▸ **Problem to work on**
Leave out the pictures and copy everything else in the entries exactly.

(Figure collection entries)
++++++++++
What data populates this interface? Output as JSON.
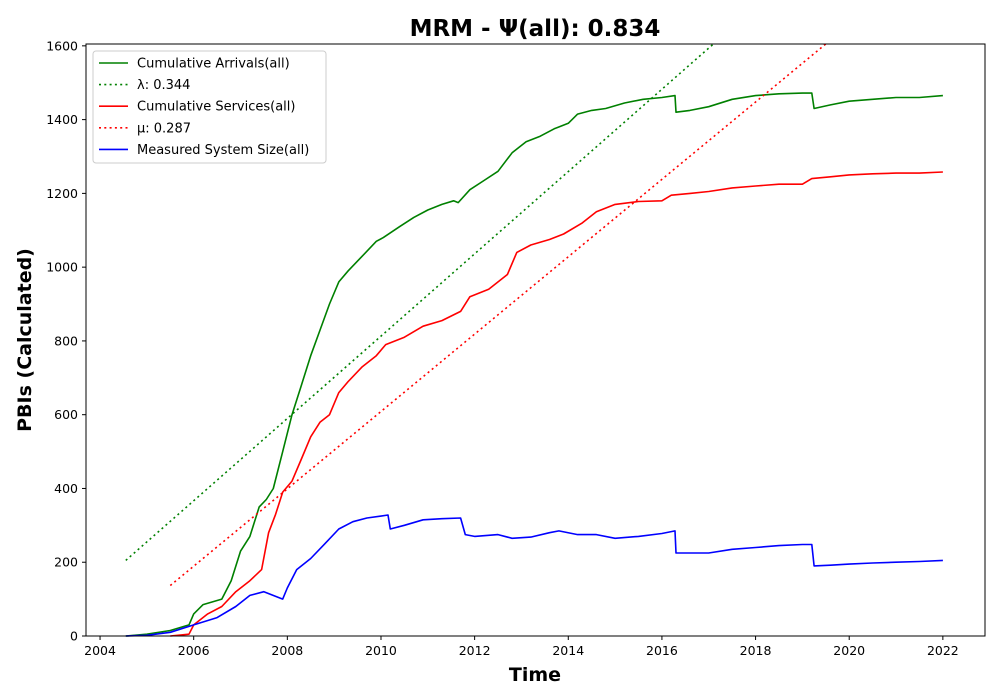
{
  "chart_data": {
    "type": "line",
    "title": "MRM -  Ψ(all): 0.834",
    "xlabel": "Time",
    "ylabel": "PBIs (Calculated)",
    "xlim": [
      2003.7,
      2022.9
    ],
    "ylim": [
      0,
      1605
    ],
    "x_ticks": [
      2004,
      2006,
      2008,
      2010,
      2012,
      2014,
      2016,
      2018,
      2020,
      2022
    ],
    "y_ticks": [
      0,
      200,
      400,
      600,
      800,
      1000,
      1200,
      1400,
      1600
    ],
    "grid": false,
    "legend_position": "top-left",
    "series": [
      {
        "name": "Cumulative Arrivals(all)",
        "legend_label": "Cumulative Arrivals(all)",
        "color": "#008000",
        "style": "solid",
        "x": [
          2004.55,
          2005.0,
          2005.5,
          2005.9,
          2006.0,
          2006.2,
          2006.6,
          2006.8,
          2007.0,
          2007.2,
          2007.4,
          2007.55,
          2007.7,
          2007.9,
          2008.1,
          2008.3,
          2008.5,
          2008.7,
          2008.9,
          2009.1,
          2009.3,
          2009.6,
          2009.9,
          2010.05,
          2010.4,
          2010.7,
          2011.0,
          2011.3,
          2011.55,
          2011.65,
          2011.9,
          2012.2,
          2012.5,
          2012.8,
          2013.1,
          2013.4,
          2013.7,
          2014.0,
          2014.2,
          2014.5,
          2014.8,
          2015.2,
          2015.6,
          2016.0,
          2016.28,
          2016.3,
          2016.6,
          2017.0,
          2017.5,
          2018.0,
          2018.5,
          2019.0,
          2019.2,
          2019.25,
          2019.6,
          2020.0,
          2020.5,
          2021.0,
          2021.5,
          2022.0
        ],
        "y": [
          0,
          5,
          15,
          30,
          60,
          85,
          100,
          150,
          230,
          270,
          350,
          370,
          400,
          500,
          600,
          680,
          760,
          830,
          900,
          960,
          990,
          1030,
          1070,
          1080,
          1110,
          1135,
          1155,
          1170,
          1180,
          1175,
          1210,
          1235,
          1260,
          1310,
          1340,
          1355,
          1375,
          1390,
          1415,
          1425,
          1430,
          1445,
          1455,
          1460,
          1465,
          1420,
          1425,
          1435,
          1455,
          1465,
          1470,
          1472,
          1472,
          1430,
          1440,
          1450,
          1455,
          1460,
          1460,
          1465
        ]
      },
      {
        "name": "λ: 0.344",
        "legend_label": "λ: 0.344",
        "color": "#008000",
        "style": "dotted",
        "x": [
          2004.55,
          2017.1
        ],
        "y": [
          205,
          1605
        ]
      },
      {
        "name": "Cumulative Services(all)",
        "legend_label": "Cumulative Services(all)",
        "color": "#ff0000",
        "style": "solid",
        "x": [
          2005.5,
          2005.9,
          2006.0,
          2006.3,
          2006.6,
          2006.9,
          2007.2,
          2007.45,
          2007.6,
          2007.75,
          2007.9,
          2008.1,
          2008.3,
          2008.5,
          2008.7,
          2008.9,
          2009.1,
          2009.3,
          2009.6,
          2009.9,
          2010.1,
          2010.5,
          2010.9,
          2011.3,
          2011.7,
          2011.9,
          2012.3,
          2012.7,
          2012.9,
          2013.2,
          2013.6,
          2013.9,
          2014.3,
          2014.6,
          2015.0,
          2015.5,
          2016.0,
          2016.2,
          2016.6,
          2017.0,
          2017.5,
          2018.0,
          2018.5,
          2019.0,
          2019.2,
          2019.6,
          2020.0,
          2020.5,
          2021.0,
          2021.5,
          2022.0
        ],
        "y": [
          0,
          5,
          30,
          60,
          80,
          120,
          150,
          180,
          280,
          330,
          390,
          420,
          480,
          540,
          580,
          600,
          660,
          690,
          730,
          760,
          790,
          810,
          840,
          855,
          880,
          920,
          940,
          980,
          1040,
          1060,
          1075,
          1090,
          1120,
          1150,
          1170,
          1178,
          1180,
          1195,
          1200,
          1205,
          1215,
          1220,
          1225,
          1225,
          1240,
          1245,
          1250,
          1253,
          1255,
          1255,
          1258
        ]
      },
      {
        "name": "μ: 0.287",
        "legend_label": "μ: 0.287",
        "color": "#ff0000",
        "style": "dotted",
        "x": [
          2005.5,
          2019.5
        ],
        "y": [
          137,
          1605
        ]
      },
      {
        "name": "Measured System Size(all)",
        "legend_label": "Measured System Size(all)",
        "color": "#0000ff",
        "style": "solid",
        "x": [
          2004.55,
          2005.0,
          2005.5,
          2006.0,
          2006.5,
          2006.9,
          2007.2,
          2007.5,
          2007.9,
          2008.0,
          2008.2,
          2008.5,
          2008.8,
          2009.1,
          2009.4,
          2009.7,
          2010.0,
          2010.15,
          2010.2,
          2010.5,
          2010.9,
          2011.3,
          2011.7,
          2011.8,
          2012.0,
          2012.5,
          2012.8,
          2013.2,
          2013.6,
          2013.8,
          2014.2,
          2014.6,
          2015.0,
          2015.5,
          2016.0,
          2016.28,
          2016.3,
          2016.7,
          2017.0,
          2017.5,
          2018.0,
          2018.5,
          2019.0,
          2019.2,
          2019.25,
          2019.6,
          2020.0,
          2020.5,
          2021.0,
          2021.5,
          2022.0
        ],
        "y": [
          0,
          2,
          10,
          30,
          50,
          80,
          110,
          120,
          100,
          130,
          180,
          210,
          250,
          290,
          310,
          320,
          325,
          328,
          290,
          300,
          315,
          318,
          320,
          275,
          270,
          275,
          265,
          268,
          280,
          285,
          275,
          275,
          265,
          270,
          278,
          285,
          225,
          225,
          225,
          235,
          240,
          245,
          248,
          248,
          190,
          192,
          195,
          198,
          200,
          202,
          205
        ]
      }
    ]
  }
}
++++++++++
▸ **Answer to the problem**
What data populates this interface? Output as JSON.
{
  "chart_data": {
    "type": "line",
    "title": "MRM -  Ψ(all): 0.834",
    "xlabel": "Time",
    "ylabel": "PBIs (Calculated)",
    "xlim": [
      2003.7,
      2022.9
    ],
    "ylim": [
      0,
      1605
    ],
    "x_ticks": [
      2004,
      2006,
      2008,
      2010,
      2012,
      2014,
      2016,
      2018,
      2020,
      2022
    ],
    "y_ticks": [
      0,
      200,
      400,
      600,
      800,
      1000,
      1200,
      1400,
      1600
    ],
    "grid": false,
    "legend_position": "top-left",
    "series": [
      {
        "name": "Cumulative Arrivals(all)",
        "legend_label": "Cumulative Arrivals(all)",
        "color": "#008000",
        "style": "solid",
        "x": [
          2004.55,
          2005.0,
          2005.5,
          2005.9,
          2006.0,
          2006.2,
          2006.6,
          2006.8,
          2007.0,
          2007.2,
          2007.4,
          2007.55,
          2007.7,
          2007.9,
          2008.1,
          2008.3,
          2008.5,
          2008.7,
          2008.9,
          2009.1,
          2009.3,
          2009.6,
          2009.9,
          2010.05,
          2010.4,
          2010.7,
          2011.0,
          2011.3,
          2011.55,
          2011.65,
          2011.9,
          2012.2,
          2012.5,
          2012.8,
          2013.1,
          2013.4,
          2013.7,
          2014.0,
          2014.2,
          2014.5,
          2014.8,
          2015.2,
          2015.6,
          2016.0,
          2016.28,
          2016.3,
          2016.6,
          2017.0,
          2017.5,
          2018.0,
          2018.5,
          2019.0,
          2019.2,
          2019.25,
          2019.6,
          2020.0,
          2020.5,
          2021.0,
          2021.5,
          2022.0
        ],
        "y": [
          0,
          5,
          15,
          30,
          60,
          85,
          100,
          150,
          230,
          270,
          350,
          370,
          400,
          500,
          600,
          680,
          760,
          830,
          900,
          960,
          990,
          1030,
          1070,
          1080,
          1110,
          1135,
          1155,
          1170,
          1180,
          1175,
          1210,
          1235,
          1260,
          1310,
          1340,
          1355,
          1375,
          1390,
          1415,
          1425,
          1430,
          1445,
          1455,
          1460,
          1465,
          1420,
          1425,
          1435,
          1455,
          1465,
          1470,
          1472,
          1472,
          1430,
          1440,
          1450,
          1455,
          1460,
          1460,
          1465
        ]
      },
      {
        "name": "λ: 0.344",
        "legend_label": "λ: 0.344",
        "color": "#008000",
        "style": "dotted",
        "x": [
          2004.55,
          2017.1
        ],
        "y": [
          205,
          1605
        ]
      },
      {
        "name": "Cumulative Services(all)",
        "legend_label": "Cumulative Services(all)",
        "color": "#ff0000",
        "style": "solid",
        "x": [
          2005.5,
          2005.9,
          2006.0,
          2006.3,
          2006.6,
          2006.9,
          2007.2,
          2007.45,
          2007.6,
          2007.75,
          2007.9,
          2008.1,
          2008.3,
          2008.5,
          2008.7,
          2008.9,
          2009.1,
          2009.3,
          2009.6,
          2009.9,
          2010.1,
          2010.5,
          2010.9,
          2011.3,
          2011.7,
          2011.9,
          2012.3,
          2012.7,
          2012.9,
          2013.2,
          2013.6,
          2013.9,
          2014.3,
          2014.6,
          2015.0,
          2015.5,
          2016.0,
          2016.2,
          2016.6,
          2017.0,
          2017.5,
          2018.0,
          2018.5,
          2019.0,
          2019.2,
          2019.6,
          2020.0,
          2020.5,
          2021.0,
          2021.5,
          2022.0
        ],
        "y": [
          0,
          5,
          30,
          60,
          80,
          120,
          150,
          180,
          280,
          330,
          390,
          420,
          480,
          540,
          580,
          600,
          660,
          690,
          730,
          760,
          790,
          810,
          840,
          855,
          880,
          920,
          940,
          980,
          1040,
          1060,
          1075,
          1090,
          1120,
          1150,
          1170,
          1178,
          1180,
          1195,
          1200,
          1205,
          1215,
          1220,
          1225,
          1225,
          1240,
          1245,
          1250,
          1253,
          1255,
          1255,
          1258
        ]
      },
      {
        "name": "μ: 0.287",
        "legend_label": "μ: 0.287",
        "color": "#ff0000",
        "style": "dotted",
        "x": [
          2005.5,
          2019.5
        ],
        "y": [
          137,
          1605
        ]
      },
      {
        "name": "Measured System Size(all)",
        "legend_label": "Measured System Size(all)",
        "color": "#0000ff",
        "style": "solid",
        "x": [
          2004.55,
          2005.0,
          2005.5,
          2006.0,
          2006.5,
          2006.9,
          2007.2,
          2007.5,
          2007.9,
          2008.0,
          2008.2,
          2008.5,
          2008.8,
          2009.1,
          2009.4,
          2009.7,
          2010.0,
          2010.15,
          2010.2,
          2010.5,
          2010.9,
          2011.3,
          2011.7,
          2011.8,
          2012.0,
          2012.5,
          2012.8,
          2013.2,
          2013.6,
          2013.8,
          2014.2,
          2014.6,
          2015.0,
          2015.5,
          2016.0,
          2016.28,
          2016.3,
          2016.7,
          2017.0,
          2017.5,
          2018.0,
          2018.5,
          2019.0,
          2019.2,
          2019.25,
          2019.6,
          2020.0,
          2020.5,
          2021.0,
          2021.5,
          2022.0
        ],
        "y": [
          0,
          2,
          10,
          30,
          50,
          80,
          110,
          120,
          100,
          130,
          180,
          210,
          250,
          290,
          310,
          320,
          325,
          328,
          290,
          300,
          315,
          318,
          320,
          275,
          270,
          275,
          265,
          268,
          280,
          285,
          275,
          275,
          265,
          270,
          278,
          285,
          225,
          225,
          225,
          235,
          240,
          245,
          248,
          248,
          190,
          192,
          195,
          198,
          200,
          202,
          205
        ]
      }
    ]
  }
}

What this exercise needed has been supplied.